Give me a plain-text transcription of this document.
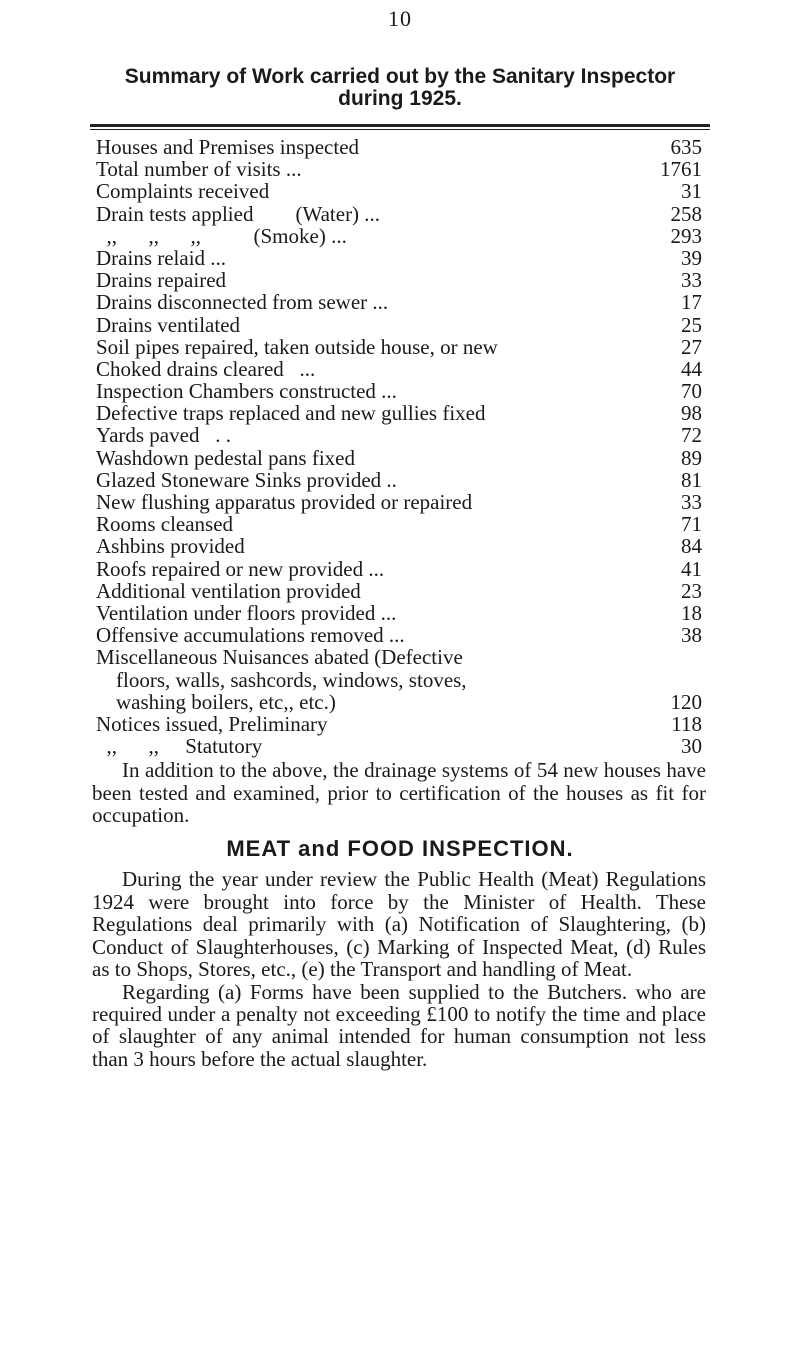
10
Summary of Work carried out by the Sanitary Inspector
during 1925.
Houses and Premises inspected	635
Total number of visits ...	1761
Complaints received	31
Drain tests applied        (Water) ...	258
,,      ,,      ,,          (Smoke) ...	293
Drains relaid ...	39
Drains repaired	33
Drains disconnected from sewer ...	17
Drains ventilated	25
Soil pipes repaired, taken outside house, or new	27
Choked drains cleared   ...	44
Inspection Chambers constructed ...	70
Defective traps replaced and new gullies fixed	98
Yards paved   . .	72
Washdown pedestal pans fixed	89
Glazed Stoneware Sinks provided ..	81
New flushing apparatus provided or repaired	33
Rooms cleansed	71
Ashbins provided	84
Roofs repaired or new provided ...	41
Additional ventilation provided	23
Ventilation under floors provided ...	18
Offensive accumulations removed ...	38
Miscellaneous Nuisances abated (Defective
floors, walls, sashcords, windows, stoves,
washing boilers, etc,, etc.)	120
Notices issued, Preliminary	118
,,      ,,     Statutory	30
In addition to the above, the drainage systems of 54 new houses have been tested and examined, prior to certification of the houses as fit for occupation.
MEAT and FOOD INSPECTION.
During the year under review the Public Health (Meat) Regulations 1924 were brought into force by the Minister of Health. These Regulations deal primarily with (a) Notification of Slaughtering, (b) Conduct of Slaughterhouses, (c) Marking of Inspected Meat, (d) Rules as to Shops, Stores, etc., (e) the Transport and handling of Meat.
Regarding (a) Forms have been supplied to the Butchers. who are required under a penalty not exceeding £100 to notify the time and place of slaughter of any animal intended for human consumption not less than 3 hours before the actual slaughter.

:: Task details ::
Out of the material above, select every line that holds the string "fixed".

:: Exercise result ::
Defective traps replaced and new gullies fixed	98
Washdown pedestal pans fixed	89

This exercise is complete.